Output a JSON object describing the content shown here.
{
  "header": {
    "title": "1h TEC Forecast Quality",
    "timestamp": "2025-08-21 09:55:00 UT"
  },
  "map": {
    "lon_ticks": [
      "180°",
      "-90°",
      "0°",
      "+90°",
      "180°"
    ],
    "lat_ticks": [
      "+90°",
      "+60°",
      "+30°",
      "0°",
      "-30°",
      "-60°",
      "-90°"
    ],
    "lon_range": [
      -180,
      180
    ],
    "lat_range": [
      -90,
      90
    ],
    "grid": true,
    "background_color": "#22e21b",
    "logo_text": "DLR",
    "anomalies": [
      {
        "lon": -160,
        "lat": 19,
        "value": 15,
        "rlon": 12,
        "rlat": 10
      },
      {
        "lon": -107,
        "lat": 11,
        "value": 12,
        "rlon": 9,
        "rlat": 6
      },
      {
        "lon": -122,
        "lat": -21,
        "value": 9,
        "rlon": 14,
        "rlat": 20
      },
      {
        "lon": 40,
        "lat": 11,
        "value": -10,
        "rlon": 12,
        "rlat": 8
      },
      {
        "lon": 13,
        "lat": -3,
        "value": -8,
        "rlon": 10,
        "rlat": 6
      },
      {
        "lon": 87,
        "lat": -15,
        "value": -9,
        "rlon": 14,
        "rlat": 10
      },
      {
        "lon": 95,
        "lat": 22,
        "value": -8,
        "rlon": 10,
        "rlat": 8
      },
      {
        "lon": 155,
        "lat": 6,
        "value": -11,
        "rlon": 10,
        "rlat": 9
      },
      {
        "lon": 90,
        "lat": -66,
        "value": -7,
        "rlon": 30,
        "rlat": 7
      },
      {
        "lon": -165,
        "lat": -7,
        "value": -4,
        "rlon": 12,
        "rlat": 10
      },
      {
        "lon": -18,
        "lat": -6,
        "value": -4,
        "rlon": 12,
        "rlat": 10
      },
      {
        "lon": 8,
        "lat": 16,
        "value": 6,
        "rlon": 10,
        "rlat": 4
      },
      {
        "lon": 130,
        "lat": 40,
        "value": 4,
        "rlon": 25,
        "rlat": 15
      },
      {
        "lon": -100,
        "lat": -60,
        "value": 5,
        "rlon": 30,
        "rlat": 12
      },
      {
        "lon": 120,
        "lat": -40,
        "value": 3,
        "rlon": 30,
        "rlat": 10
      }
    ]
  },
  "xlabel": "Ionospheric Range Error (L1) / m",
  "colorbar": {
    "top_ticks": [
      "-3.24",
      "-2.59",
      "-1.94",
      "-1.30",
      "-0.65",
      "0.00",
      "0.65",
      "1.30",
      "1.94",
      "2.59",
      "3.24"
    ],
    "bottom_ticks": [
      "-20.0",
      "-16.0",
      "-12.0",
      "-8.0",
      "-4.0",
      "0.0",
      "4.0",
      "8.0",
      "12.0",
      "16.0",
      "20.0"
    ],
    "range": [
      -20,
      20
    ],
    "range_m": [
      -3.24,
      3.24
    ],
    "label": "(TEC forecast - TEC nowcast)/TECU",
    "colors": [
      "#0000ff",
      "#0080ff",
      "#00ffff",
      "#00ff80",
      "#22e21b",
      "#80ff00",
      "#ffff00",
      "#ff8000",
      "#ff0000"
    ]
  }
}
---
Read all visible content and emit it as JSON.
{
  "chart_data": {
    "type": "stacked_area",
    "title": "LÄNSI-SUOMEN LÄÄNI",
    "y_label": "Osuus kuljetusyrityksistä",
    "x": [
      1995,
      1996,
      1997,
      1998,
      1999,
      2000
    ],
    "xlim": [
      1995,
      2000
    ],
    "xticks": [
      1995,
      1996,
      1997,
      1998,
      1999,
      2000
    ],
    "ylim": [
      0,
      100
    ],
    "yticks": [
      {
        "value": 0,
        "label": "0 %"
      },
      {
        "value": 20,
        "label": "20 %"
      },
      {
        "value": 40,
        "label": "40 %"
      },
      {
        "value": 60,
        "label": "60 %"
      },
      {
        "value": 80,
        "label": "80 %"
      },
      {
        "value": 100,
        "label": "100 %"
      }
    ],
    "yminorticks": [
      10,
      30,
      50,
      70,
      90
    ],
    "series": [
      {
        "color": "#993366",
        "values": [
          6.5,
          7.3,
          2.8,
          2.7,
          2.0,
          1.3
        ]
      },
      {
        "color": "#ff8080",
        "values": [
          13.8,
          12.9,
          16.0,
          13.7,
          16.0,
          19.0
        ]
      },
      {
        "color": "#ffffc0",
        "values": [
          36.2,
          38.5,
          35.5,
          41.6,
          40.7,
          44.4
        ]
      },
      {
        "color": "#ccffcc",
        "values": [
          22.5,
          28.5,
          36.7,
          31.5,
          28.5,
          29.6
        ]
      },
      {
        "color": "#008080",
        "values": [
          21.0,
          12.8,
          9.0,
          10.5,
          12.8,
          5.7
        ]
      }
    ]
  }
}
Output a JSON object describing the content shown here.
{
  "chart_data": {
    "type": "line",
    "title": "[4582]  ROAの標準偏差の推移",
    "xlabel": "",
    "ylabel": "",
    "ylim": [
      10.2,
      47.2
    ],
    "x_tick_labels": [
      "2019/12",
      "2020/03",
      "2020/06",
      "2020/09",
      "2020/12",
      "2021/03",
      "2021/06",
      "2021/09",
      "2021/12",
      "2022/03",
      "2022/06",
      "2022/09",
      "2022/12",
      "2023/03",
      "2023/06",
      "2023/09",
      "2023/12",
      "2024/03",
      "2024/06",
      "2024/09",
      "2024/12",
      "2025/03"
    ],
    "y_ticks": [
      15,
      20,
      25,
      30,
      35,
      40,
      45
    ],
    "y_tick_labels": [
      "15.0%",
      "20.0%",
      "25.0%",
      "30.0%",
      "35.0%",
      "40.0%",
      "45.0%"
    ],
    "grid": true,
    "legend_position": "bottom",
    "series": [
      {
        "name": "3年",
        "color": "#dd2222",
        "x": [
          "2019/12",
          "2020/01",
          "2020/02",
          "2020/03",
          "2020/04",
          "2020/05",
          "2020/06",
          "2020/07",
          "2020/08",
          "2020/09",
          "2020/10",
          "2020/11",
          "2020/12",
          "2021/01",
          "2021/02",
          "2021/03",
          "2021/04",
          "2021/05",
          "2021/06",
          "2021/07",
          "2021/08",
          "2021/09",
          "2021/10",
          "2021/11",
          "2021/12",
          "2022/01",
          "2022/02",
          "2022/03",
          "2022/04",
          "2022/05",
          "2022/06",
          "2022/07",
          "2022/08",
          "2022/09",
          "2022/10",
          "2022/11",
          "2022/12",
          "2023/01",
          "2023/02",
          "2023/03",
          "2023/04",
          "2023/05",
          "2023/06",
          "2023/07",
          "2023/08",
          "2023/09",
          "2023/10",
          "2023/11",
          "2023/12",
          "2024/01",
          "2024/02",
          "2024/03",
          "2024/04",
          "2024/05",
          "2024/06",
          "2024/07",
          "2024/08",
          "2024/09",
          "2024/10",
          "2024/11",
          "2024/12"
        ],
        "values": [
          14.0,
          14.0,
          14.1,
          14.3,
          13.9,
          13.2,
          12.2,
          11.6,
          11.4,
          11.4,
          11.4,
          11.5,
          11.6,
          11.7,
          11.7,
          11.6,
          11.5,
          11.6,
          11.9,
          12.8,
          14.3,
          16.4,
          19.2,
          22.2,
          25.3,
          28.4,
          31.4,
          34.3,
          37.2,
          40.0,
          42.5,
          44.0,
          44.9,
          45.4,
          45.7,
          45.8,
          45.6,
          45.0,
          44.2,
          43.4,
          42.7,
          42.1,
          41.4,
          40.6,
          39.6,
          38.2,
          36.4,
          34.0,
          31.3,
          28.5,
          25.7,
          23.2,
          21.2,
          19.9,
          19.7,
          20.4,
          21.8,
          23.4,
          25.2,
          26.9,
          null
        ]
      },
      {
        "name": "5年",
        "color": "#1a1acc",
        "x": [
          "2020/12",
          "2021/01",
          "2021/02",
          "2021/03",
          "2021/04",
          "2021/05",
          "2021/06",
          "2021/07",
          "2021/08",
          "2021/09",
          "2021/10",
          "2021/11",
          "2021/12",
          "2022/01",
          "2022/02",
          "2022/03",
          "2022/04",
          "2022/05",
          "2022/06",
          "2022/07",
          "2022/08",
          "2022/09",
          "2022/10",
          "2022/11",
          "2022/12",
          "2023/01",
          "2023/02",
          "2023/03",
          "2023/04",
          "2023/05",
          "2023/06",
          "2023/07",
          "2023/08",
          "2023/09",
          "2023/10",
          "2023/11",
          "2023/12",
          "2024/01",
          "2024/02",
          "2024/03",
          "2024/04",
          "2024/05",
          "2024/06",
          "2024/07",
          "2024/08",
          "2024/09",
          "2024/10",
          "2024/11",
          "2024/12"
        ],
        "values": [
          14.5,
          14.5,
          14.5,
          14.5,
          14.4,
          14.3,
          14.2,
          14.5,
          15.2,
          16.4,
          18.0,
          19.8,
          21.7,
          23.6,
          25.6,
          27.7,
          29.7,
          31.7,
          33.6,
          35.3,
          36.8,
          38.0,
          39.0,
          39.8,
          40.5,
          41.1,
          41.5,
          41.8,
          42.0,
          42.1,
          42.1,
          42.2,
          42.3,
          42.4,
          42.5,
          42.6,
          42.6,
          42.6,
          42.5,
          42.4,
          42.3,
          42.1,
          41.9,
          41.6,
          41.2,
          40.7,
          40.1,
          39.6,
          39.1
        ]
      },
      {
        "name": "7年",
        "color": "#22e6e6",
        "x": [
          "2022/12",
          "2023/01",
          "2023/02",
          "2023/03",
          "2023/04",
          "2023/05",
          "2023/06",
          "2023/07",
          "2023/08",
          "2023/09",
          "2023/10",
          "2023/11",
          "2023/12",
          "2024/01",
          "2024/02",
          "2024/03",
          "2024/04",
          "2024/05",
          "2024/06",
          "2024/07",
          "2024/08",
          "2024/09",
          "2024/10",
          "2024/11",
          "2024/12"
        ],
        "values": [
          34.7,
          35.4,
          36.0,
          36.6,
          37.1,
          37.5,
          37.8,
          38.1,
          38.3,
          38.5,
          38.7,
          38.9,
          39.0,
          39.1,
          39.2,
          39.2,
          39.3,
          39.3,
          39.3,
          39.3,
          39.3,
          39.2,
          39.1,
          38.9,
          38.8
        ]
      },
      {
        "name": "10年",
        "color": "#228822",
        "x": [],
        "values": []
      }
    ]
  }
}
* * *
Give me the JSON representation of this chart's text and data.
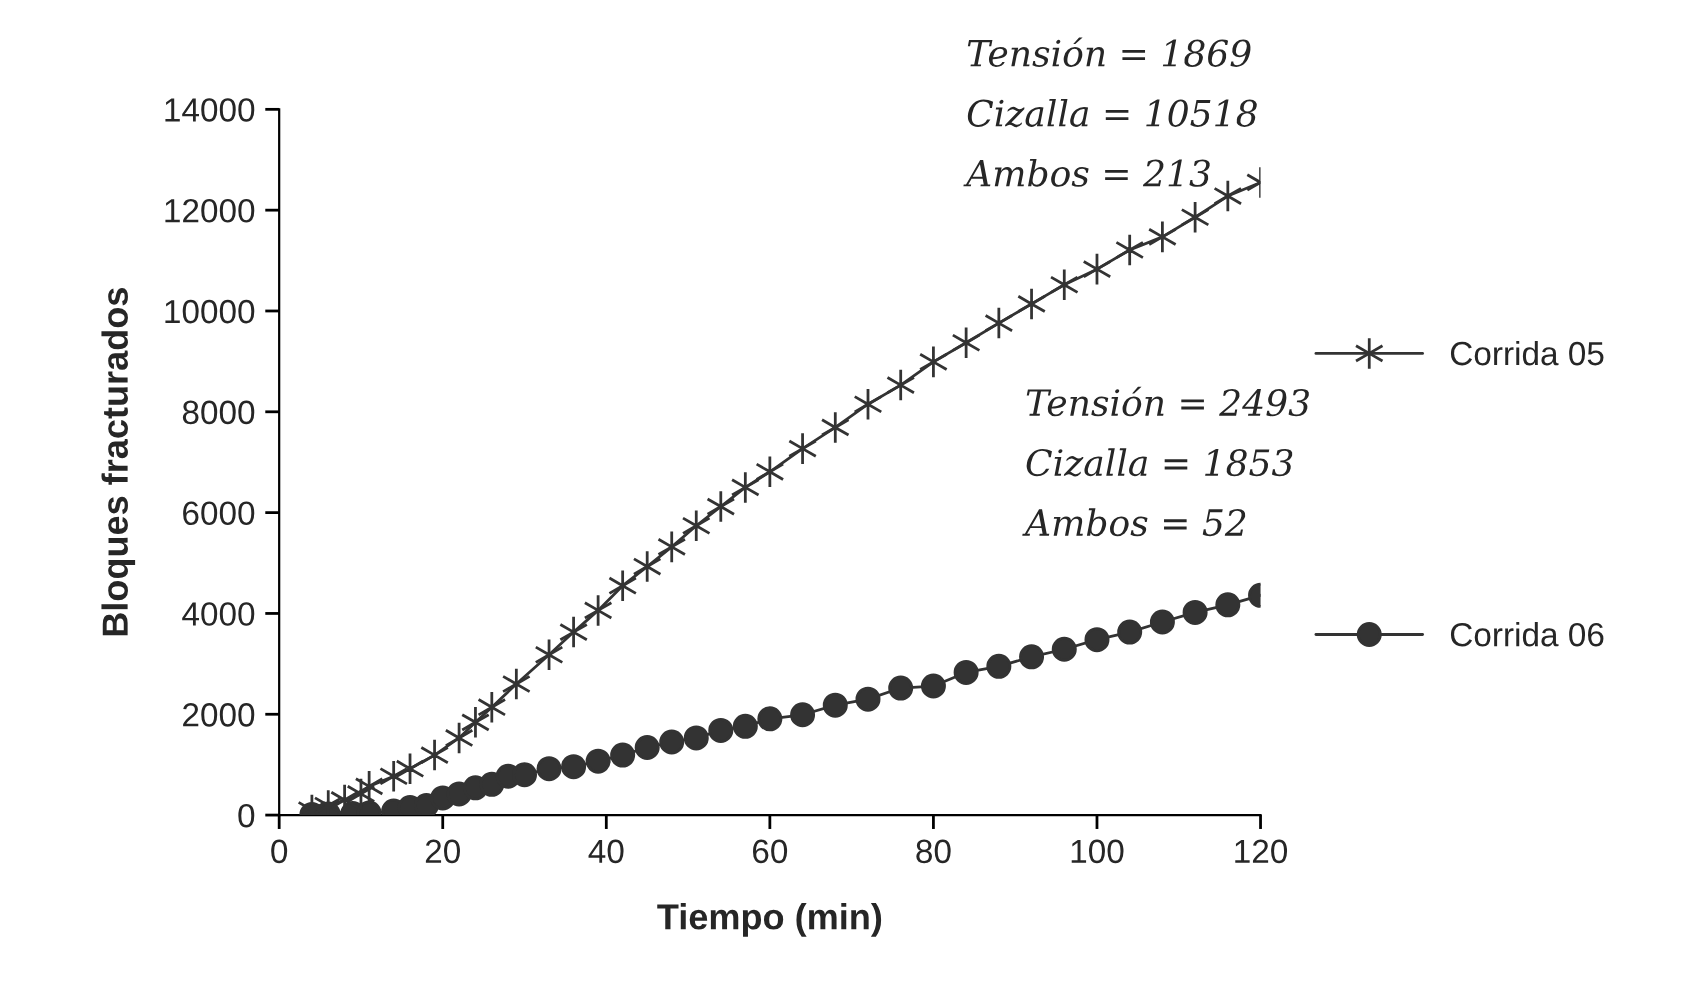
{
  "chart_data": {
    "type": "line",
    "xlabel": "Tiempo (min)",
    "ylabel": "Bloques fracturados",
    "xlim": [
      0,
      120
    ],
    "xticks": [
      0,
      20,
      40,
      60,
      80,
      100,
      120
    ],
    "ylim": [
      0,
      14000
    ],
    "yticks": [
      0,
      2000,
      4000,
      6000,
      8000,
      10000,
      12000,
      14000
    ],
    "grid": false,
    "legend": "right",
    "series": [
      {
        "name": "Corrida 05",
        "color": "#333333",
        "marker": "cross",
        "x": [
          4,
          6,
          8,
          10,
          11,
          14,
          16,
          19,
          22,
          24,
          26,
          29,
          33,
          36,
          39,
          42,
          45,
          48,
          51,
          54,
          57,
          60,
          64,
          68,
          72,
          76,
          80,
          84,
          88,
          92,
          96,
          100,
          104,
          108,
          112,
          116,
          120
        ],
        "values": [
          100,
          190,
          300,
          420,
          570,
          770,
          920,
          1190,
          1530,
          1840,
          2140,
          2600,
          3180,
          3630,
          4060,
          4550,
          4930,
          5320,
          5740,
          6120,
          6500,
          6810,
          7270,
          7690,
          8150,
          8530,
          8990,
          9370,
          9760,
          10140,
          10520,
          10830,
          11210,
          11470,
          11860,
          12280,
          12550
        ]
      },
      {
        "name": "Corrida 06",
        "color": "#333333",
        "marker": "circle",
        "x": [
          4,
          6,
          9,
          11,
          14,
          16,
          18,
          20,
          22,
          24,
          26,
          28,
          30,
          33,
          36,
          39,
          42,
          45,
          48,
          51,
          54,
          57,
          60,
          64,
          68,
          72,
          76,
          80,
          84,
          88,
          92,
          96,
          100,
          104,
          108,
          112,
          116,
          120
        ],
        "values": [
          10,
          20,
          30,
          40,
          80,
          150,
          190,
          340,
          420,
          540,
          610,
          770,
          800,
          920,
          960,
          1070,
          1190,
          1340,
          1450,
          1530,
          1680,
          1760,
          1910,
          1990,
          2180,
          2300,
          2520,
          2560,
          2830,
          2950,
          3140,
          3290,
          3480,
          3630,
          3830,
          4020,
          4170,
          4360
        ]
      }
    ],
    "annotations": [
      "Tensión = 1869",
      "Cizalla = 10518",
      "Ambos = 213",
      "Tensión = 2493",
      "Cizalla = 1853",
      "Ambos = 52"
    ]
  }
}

OBJECTIVE: Extract every line above containing the word "JSON".

EXERCISE RESPONSE:
Output a JSON object describing the content shown here.
Read all visible content and emit it as JSON.
Output a JSON object describing the content shown here.
Give me the JSON representation of this chart's text and data.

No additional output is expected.